- EXERCISE DESCRIPTION -
Without the pictures, can you quote each line below exactly?

- PROVIDED DATA -
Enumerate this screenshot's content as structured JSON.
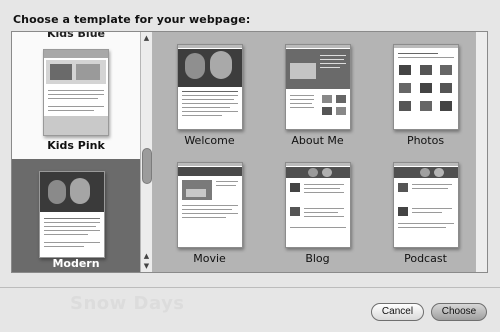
{
  "dialog": {
    "prompt": "Choose a template for your webpage:",
    "watermark_text": "Snow Days"
  },
  "themes": {
    "partial_top": "Kids Blue",
    "items": [
      {
        "label": "Kids Pink",
        "selected": false
      },
      {
        "label": "Modern",
        "selected": true
      }
    ]
  },
  "templates": [
    {
      "label": "Welcome"
    },
    {
      "label": "About Me"
    },
    {
      "label": "Photos"
    },
    {
      "label": "Movie"
    },
    {
      "label": "Blog"
    },
    {
      "label": "Podcast"
    }
  ],
  "buttons": {
    "cancel": "Cancel",
    "choose": "Choose"
  },
  "colors": {
    "selected_theme_bg": "#6b6b6b",
    "grid_bg": "#b4b4b4"
  }
}
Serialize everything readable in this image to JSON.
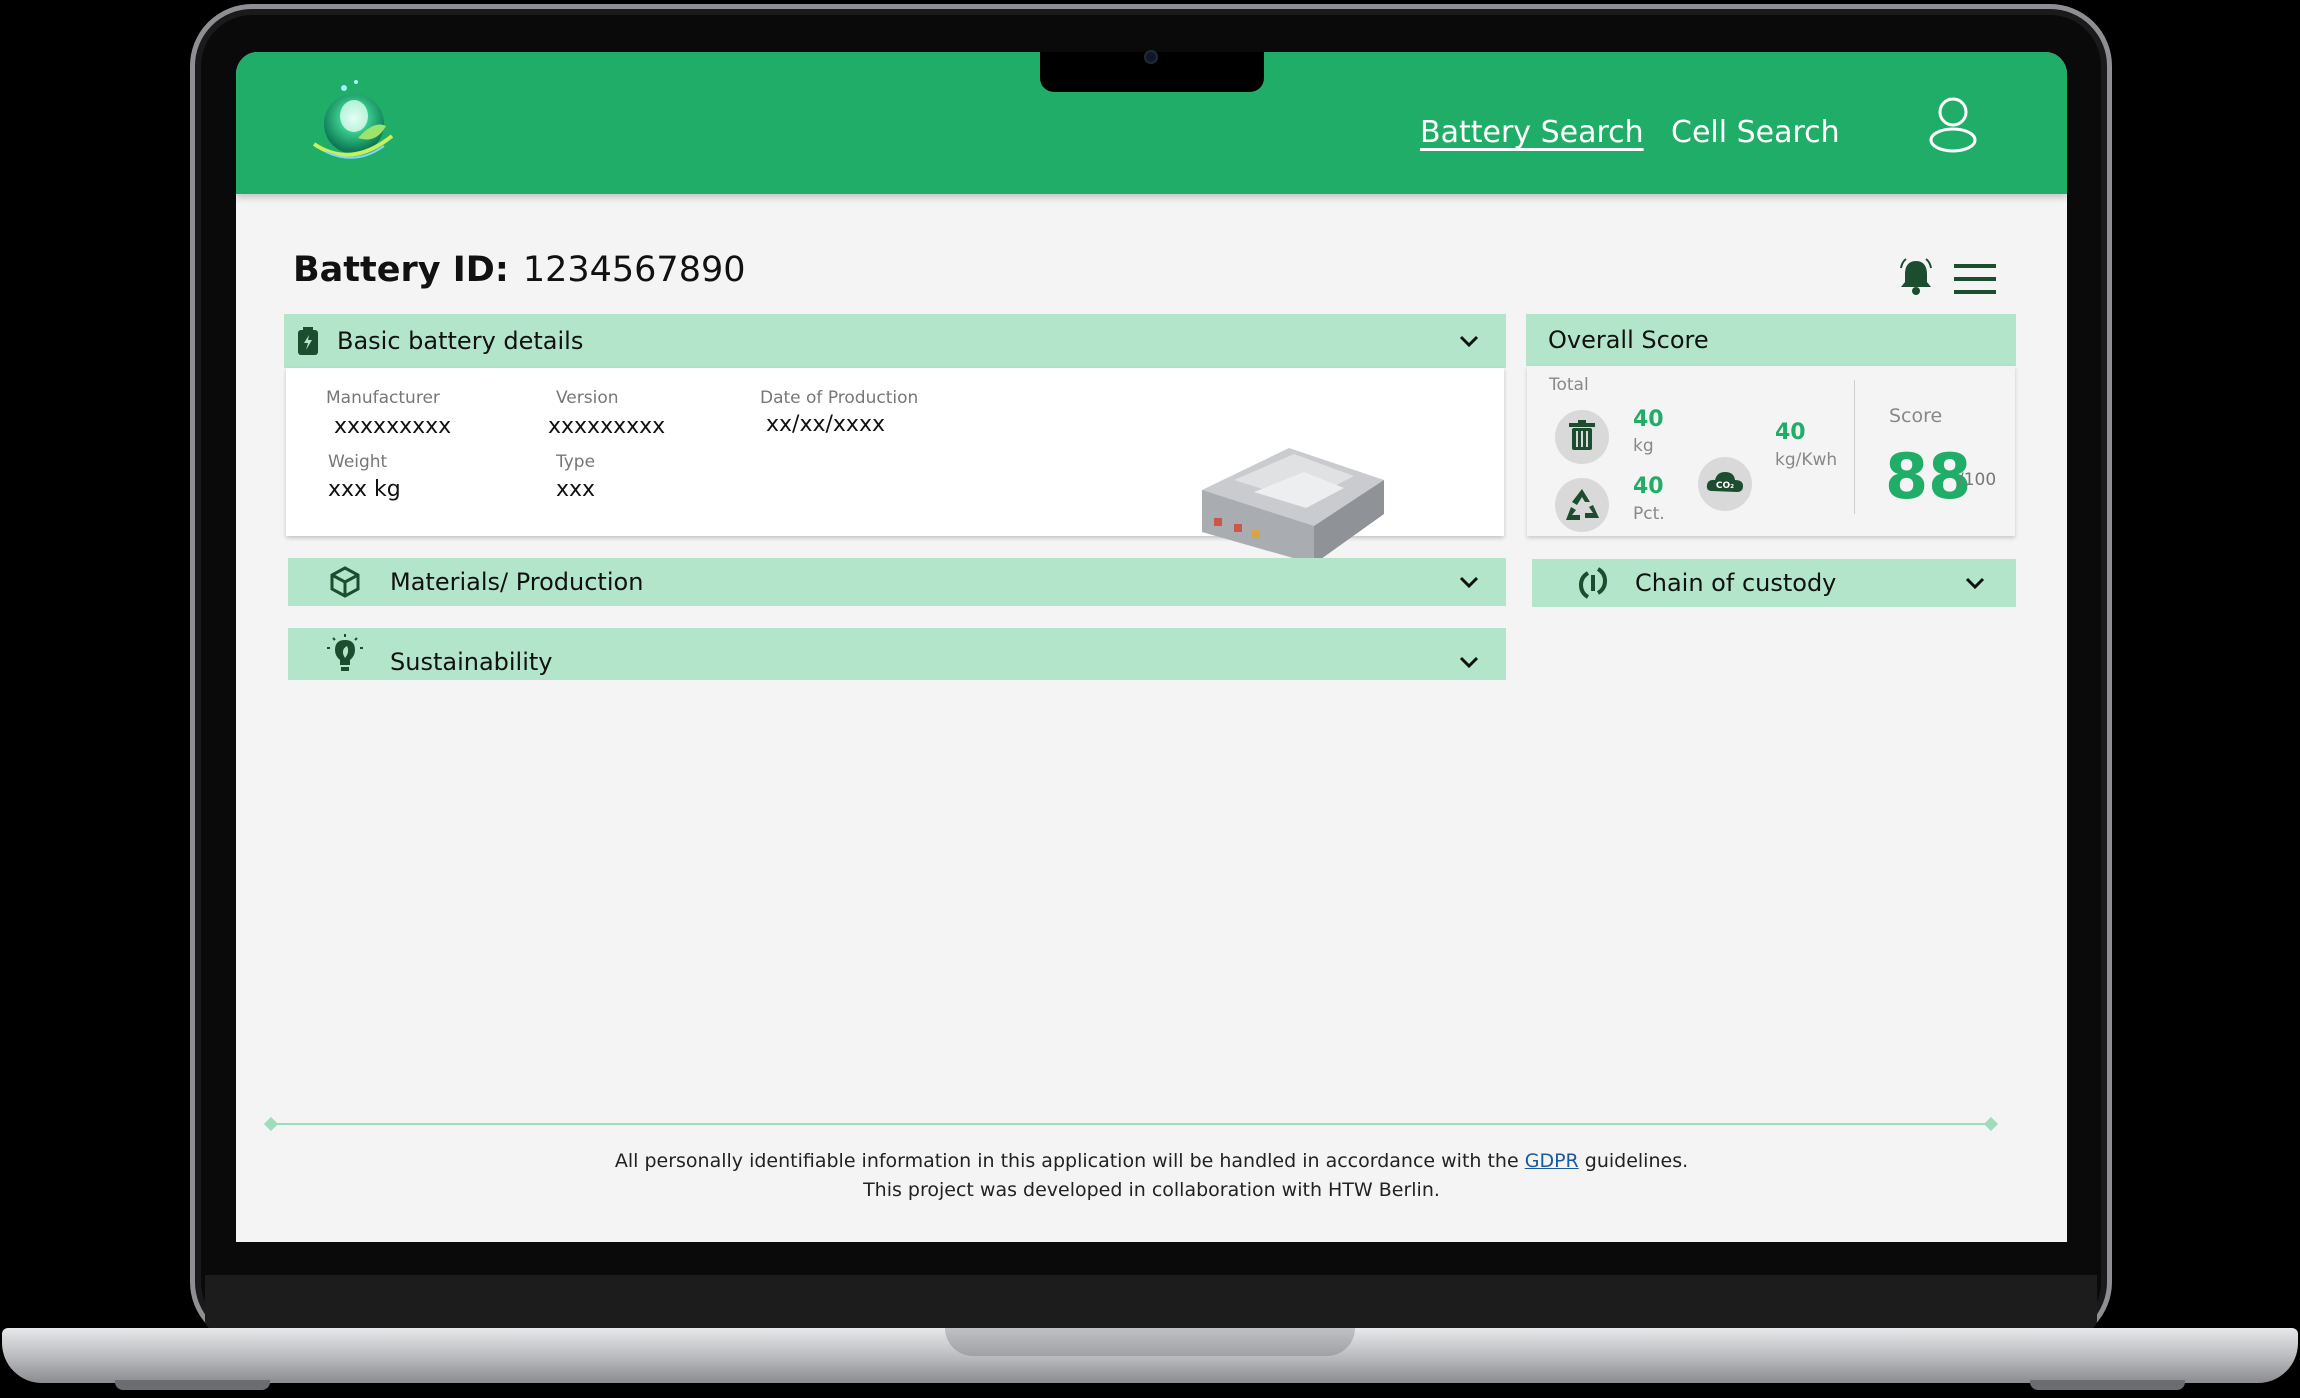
{
  "header": {
    "nav": [
      {
        "label": "Battery Search",
        "active": true
      },
      {
        "label": "Cell Search",
        "active": false
      }
    ],
    "logo_icon": "leaf-globe-logo",
    "user_icon": "user-icon"
  },
  "battery": {
    "id_label": "Battery ID:",
    "id_value": "1234567890"
  },
  "basic_details": {
    "title": "Basic battery details",
    "icon": "battery-icon",
    "fields": {
      "manufacturer_label": "Manufacturer",
      "manufacturer_value": "xxxxxxxxx",
      "version_label": "Version",
      "version_value": "xxxxxxxxx",
      "date_label": "Date of Production",
      "date_value": "xx/xx/xxxx",
      "weight_label": "Weight",
      "weight_value": "xxx kg",
      "type_label": "Type",
      "type_value": "xxx"
    }
  },
  "overall_score": {
    "title": "Overall Score",
    "total_label": "Total",
    "waste_value": "40",
    "waste_unit": "kg",
    "recycle_value": "40",
    "recycle_unit": "Pct.",
    "co2_value": "40",
    "co2_unit": "kg/Kwh",
    "score_label": "Score",
    "score_value": "88",
    "score_max": "/100"
  },
  "sections": {
    "materials": "Materials/ Production",
    "sustainability": "Sustainability",
    "chain": "Chain of custody"
  },
  "footer": {
    "line1_before": "All personally identifiable information in this application will be handled in accordance with the ",
    "line1_link": "GDPR",
    "line1_after": " guidelines.",
    "line2": "This project was developed in collaboration with HTW Berlin."
  },
  "colors": {
    "brand_green": "#20ad67",
    "panel_green": "#b2e5c9",
    "dark_green": "#1b4d2e"
  }
}
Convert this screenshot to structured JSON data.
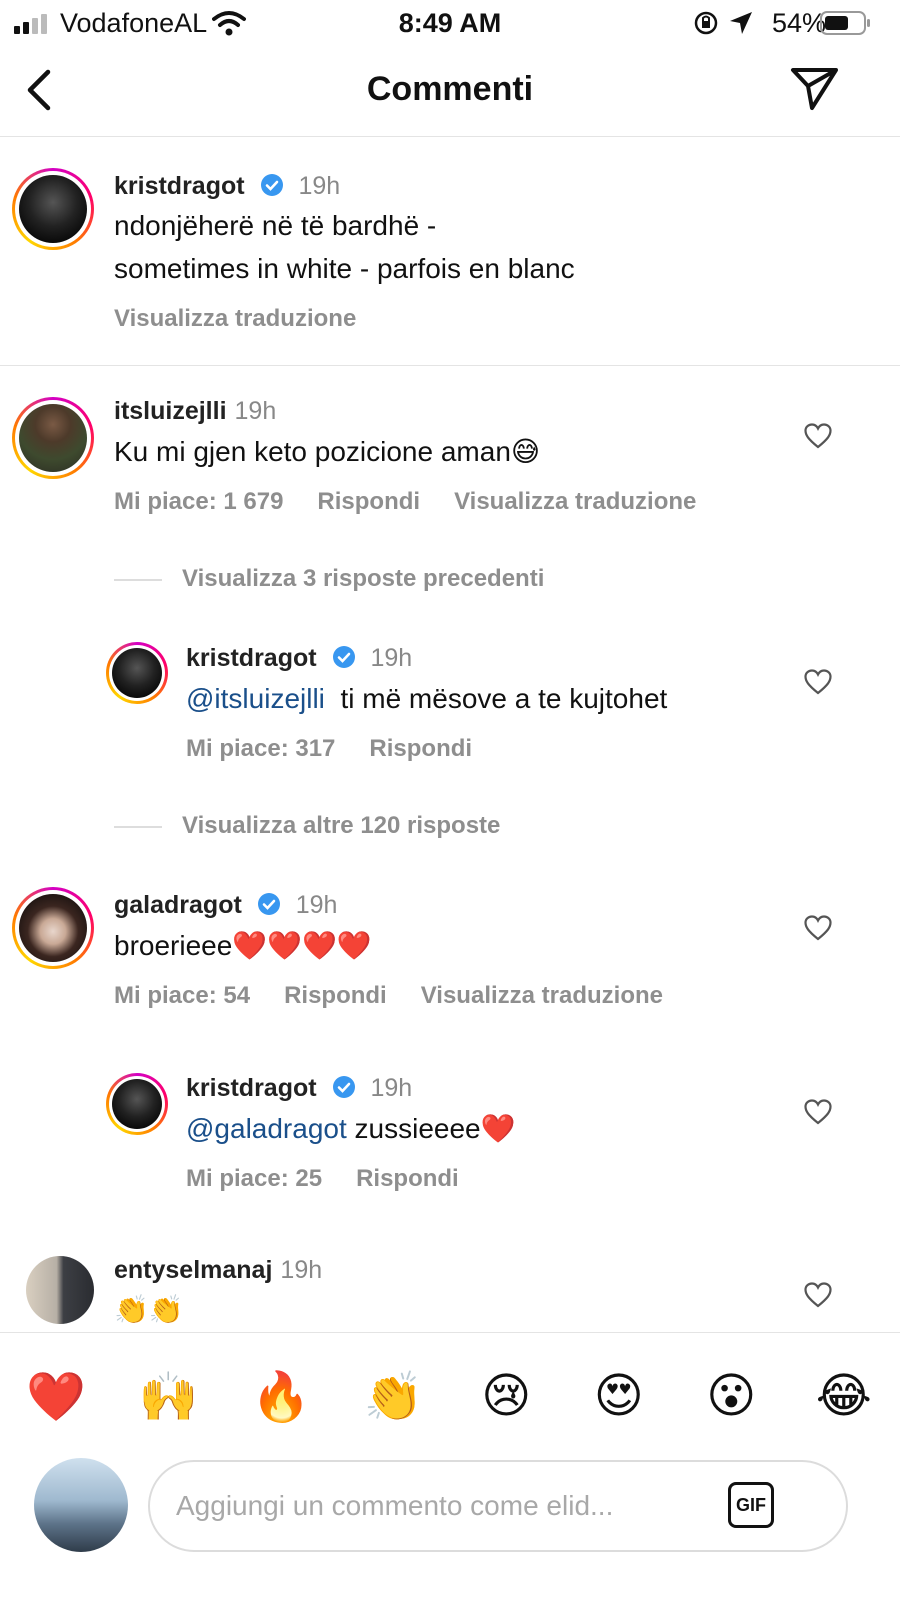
{
  "status_bar": {
    "carrier": "VodafoneAL",
    "time": "8:49 AM",
    "battery": "54%"
  },
  "header": {
    "title": "Commenti"
  },
  "caption": {
    "username": "kristdragot",
    "time": "19h",
    "text_line1": "ndonjëherë në të bardhë -",
    "text_line2": "sometimes in white - parfois en blanc",
    "translate": "Visualizza traduzione"
  },
  "comments": [
    {
      "username": "itsluizejlli",
      "time": "19h",
      "text": "Ku mi gjen keto pozicione aman😅",
      "likes": "Mi piace: 1 679",
      "reply": "Rispondi",
      "translate": "Visualizza traduzione"
    },
    {
      "username": "kristdragot",
      "time": "19h",
      "mention": "@itsluizejlli",
      "text": "  ti më mësove a te kujtohet",
      "likes": "Mi piace: 317",
      "reply": "Rispondi"
    },
    {
      "username": "galadragot",
      "time": "19h",
      "text": "broerieee❤️❤️❤️❤️",
      "likes": "Mi piace: 54",
      "reply": "Rispondi",
      "translate": "Visualizza traduzione"
    },
    {
      "username": "kristdragot",
      "time": "19h",
      "mention": "@galadragot",
      "text": " zussieeee❤️",
      "likes": "Mi piace: 25",
      "reply": "Rispondi"
    },
    {
      "username": "entyselmanaj",
      "time": "19h",
      "text": "👏👏"
    }
  ],
  "view_previous": "Visualizza 3 risposte precedenti",
  "view_more": "Visualizza altre 120 risposte",
  "quick_emojis": [
    "❤️",
    "🙌",
    "🔥",
    "👏",
    "😢",
    "😍",
    "😮",
    "😂"
  ],
  "composer": {
    "placeholder": "Aggiungi un commento come elid...",
    "gif_label": "GIF"
  },
  "colors": {
    "mention": "#1a4f8a",
    "verified": "#3897f0",
    "muted": "#8e8e8e"
  }
}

- FINAL ANSWER -
Enumerate this screenshot's content as structured JSON.
{
  "dialog": {
    "prompt": "Choose a template for your webpage:",
    "watermark_text": "Snow Days"
  },
  "themes": {
    "partial_top": "Kids Blue",
    "items": [
      {
        "label": "Kids Pink",
        "selected": false
      },
      {
        "label": "Modern",
        "selected": true
      }
    ]
  },
  "templates": [
    {
      "label": "Welcome"
    },
    {
      "label": "About Me"
    },
    {
      "label": "Photos"
    },
    {
      "label": "Movie"
    },
    {
      "label": "Blog"
    },
    {
      "label": "Podcast"
    }
  ],
  "buttons": {
    "cancel": "Cancel",
    "choose": "Choose"
  },
  "colors": {
    "selected_theme_bg": "#6b6b6b",
    "grid_bg": "#b4b4b4"
  }
}
Serialize everything readable in this image to JSON.
{
  "header": {
    "nav": [
      {
        "label": "Battery Search",
        "active": true
      },
      {
        "label": "Cell Search",
        "active": false
      }
    ],
    "logo_icon": "leaf-globe-logo",
    "user_icon": "user-icon"
  },
  "battery": {
    "id_label": "Battery ID:",
    "id_value": "1234567890"
  },
  "basic_details": {
    "title": "Basic battery details",
    "icon": "battery-icon",
    "fields": {
      "manufacturer_label": "Manufacturer",
      "manufacturer_value": "xxxxxxxxx",
      "version_label": "Version",
      "version_value": "xxxxxxxxx",
      "date_label": "Date of Production",
      "date_value": "xx/xx/xxxx",
      "weight_label": "Weight",
      "weight_value": "xxx kg",
      "type_label": "Type",
      "type_value": "xxx"
    }
  },
  "overall_score": {
    "title": "Overall Score",
    "total_label": "Total",
    "waste_value": "40",
    "waste_unit": "kg",
    "recycle_value": "40",
    "recycle_unit": "Pct.",
    "co2_value": "40",
    "co2_unit": "kg/Kwh",
    "score_label": "Score",
    "score_value": "88",
    "score_max": "/100"
  },
  "sections": {
    "materials": "Materials/ Production",
    "sustainability": "Sustainability",
    "chain": "Chain of custody"
  },
  "footer": {
    "line1_before": "All personally identifiable information in this application will be handled in accordance with the ",
    "line1_link": "GDPR",
    "line1_after": " guidelines.",
    "line2": "This project was developed in collaboration with HTW Berlin."
  },
  "colors": {
    "brand_green": "#20ad67",
    "panel_green": "#b2e5c9",
    "dark_green": "#1b4d2e"
  }
}
Convert this screenshot to structured JSON data.
{
  "status_bar": {
    "carrier": "VodafoneAL",
    "time": "8:49 AM",
    "battery": "54%"
  },
  "header": {
    "title": "Commenti"
  },
  "caption": {
    "username": "kristdragot",
    "time": "19h",
    "text_line1": "ndonjëherë në të bardhë -",
    "text_line2": "sometimes in white - parfois en blanc",
    "translate": "Visualizza traduzione"
  },
  "comments": [
    {
      "username": "itsluizejlli",
      "time": "19h",
      "text": "Ku mi gjen keto pozicione aman😅",
      "likes": "Mi piace: 1 679",
      "reply": "Rispondi",
      "translate": "Visualizza traduzione"
    },
    {
      "username": "kristdragot",
      "time": "19h",
      "mention": "@itsluizejlli",
      "text": "  ti më mësove a te kujtohet",
      "likes": "Mi piace: 317",
      "reply": "Rispondi"
    },
    {
      "username": "galadragot",
      "time": "19h",
      "text": "broerieee❤️❤️❤️❤️",
      "likes": "Mi piace: 54",
      "reply": "Rispondi",
      "translate": "Visualizza traduzione"
    },
    {
      "username": "kristdragot",
      "time": "19h",
      "mention": "@galadragot",
      "text": " zussieeee❤️",
      "likes": "Mi piace: 25",
      "reply": "Rispondi"
    },
    {
      "username": "entyselmanaj",
      "time": "19h",
      "text": "👏👏"
    }
  ],
  "view_previous": "Visualizza 3 risposte precedenti",
  "view_more": "Visualizza altre 120 risposte",
  "quick_emojis": [
    "❤️",
    "🙌",
    "🔥",
    "👏",
    "😢",
    "😍",
    "😮",
    "😂"
  ],
  "composer": {
    "placeholder": "Aggiungi un commento come elid...",
    "gif_label": "GIF"
  },
  "colors": {
    "mention": "#1a4f8a",
    "verified": "#3897f0",
    "muted": "#8e8e8e"
  }
}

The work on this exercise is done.